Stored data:
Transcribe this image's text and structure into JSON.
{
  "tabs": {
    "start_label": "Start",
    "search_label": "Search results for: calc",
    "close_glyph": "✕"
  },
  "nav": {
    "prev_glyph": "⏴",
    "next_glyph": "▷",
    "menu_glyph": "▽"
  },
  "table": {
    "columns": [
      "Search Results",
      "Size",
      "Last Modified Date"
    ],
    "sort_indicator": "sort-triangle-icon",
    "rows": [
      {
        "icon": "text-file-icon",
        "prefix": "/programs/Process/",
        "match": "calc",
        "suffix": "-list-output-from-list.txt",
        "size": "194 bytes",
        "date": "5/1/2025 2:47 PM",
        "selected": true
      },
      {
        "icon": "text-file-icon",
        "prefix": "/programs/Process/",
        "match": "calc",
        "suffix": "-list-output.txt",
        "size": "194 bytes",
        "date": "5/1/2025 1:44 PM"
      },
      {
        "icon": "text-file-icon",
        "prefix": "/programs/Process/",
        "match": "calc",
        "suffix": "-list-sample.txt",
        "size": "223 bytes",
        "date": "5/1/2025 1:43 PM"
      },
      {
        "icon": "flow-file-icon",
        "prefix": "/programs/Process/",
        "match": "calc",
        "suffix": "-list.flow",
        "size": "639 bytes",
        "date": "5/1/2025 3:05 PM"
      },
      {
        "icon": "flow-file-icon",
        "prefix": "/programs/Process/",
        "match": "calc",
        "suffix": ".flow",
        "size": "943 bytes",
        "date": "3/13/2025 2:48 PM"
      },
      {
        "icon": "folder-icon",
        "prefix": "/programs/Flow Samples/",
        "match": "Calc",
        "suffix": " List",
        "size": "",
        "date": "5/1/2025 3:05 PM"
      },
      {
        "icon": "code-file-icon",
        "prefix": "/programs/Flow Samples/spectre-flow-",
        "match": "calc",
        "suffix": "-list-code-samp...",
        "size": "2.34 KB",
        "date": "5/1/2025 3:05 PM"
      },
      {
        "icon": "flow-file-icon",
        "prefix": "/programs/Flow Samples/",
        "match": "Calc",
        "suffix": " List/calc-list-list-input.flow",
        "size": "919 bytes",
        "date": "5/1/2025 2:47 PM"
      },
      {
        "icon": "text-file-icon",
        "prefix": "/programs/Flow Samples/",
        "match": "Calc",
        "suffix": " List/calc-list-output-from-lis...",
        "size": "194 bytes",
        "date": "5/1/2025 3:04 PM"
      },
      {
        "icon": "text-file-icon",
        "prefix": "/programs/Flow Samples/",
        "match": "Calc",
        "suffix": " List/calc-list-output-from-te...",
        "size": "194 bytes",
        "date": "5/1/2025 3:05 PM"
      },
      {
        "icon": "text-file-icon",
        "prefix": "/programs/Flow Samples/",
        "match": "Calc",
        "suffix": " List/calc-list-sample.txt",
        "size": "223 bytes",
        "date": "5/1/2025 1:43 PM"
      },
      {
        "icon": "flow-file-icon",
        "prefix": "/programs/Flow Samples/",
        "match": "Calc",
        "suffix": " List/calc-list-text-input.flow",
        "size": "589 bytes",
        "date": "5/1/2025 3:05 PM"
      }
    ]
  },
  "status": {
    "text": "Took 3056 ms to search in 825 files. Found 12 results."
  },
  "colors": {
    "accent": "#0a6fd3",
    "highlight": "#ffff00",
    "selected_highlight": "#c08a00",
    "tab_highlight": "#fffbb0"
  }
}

_TASK PROMPT_
Point out every line holding the string "code" and copy it.

_WRITTEN ANSWER_
        "icon": "code-file-icon",
        "suffix": "-list-code-samp...",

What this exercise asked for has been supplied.